### SET EXERCISE
Scan the data beneath this task and copy each line that includes "商品ID".

### GIVEN DATA

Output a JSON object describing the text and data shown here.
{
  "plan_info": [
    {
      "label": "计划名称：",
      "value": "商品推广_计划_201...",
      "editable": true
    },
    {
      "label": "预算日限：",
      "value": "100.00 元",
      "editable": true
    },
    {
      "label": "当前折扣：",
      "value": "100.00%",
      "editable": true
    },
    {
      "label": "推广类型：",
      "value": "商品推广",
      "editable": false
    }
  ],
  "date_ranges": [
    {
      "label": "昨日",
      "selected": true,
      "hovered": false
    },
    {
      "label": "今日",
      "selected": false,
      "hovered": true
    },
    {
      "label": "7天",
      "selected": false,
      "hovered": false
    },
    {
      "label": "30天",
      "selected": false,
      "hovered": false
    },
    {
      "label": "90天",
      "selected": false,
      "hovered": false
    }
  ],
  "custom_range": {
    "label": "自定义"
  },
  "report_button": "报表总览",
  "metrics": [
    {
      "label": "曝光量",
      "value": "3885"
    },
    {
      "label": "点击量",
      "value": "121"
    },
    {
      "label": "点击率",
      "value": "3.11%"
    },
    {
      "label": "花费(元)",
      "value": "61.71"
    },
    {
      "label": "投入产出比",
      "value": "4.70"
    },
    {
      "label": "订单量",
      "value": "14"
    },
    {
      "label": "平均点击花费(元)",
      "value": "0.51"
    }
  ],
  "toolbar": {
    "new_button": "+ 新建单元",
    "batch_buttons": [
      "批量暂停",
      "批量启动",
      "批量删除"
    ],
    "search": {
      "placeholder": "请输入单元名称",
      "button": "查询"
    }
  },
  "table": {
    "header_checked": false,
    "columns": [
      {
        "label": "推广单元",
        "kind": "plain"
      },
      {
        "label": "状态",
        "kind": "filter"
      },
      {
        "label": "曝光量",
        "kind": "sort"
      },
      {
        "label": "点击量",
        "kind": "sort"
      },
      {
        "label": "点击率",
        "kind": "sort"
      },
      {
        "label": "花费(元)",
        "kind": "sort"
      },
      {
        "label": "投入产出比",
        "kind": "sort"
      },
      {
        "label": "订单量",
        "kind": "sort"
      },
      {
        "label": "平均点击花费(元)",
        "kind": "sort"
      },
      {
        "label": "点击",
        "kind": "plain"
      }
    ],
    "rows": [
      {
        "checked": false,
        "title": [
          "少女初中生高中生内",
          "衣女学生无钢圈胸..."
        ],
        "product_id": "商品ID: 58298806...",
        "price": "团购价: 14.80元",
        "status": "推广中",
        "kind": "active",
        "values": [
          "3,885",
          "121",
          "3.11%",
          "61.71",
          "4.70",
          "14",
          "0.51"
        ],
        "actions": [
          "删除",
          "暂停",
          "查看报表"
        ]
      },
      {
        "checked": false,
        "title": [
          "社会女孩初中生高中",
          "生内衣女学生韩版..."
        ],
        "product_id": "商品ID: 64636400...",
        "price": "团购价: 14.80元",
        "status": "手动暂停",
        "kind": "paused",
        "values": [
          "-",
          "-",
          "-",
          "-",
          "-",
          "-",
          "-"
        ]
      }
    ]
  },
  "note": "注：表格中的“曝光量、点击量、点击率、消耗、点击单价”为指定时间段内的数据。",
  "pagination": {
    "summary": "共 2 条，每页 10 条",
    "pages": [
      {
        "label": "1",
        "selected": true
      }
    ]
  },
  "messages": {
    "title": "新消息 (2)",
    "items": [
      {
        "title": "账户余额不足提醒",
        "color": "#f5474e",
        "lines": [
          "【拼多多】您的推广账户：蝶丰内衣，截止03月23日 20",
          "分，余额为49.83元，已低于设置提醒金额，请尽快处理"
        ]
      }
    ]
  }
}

### WRITTEN ANSWER
        "product_id": "商品ID: 58298806...",
        "product_id": "商品ID: 64636400...",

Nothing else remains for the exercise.